- **What to do**: Wherever a line below holds the word "kanula", copy that line.

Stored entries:
------------------------------
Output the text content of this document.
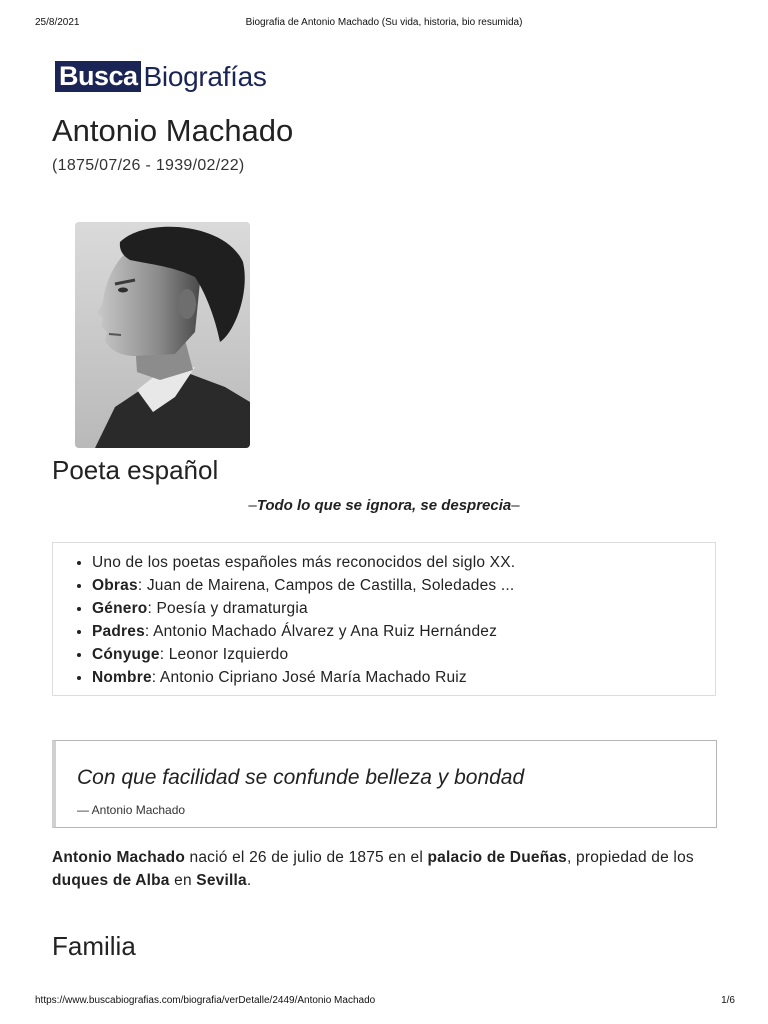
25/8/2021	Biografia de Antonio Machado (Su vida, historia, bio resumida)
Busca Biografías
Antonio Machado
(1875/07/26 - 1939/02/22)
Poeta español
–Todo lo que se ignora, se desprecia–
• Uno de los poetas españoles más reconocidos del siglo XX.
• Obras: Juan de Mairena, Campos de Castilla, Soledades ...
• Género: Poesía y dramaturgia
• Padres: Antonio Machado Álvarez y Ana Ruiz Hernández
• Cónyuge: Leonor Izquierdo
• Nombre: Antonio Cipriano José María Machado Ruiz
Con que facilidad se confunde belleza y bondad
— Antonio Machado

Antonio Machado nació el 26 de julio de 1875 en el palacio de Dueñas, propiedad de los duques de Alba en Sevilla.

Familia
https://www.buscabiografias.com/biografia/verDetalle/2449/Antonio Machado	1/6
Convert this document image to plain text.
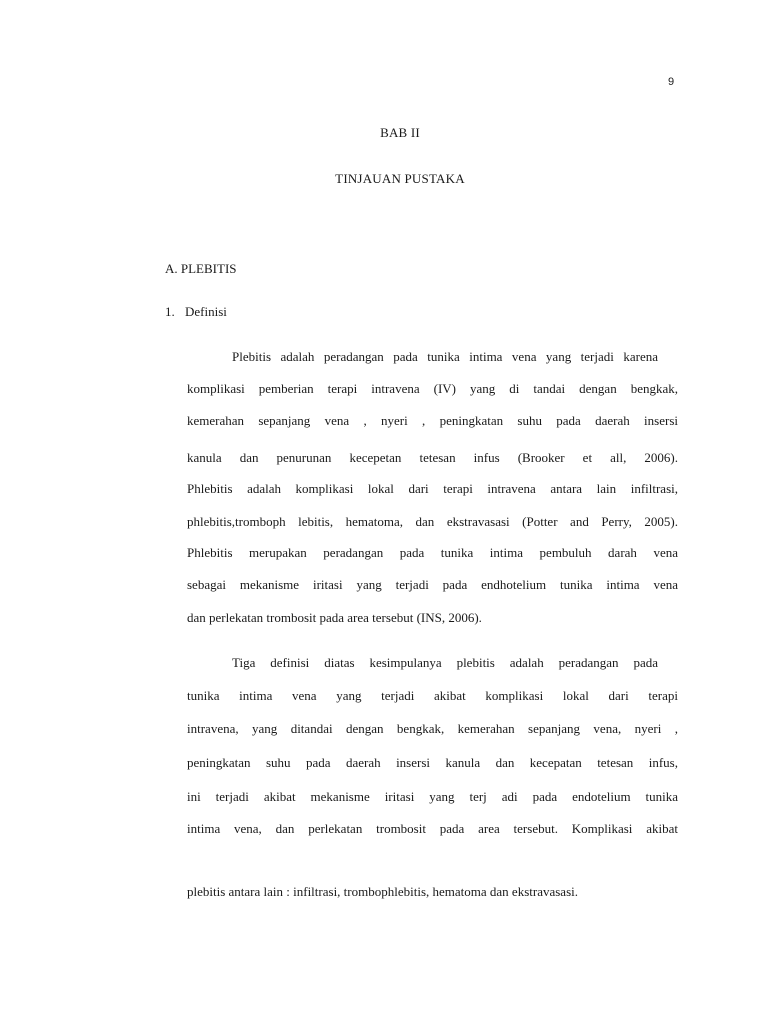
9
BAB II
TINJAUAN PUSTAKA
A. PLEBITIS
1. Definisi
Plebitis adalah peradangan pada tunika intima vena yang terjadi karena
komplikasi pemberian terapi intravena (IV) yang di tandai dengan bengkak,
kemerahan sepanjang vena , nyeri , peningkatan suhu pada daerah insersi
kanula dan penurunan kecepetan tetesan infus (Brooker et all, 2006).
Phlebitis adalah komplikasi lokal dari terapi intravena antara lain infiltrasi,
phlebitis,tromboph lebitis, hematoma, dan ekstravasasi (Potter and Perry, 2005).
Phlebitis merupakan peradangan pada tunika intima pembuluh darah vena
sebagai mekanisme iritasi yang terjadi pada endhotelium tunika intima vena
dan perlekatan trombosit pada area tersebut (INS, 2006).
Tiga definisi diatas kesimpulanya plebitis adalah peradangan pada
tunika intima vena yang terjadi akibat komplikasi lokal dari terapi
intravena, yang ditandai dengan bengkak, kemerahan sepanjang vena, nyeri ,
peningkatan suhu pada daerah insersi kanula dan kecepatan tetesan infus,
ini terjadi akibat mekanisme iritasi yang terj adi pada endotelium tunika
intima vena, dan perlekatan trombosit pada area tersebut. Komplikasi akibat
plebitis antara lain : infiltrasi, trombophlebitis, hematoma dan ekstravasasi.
------------------------------
- **Result**:
kanula dan penurunan kecepetan tetesan infus (Brooker et all, 2006).
peningkatan suhu pada daerah insersi kanula dan kecepatan tetesan infus,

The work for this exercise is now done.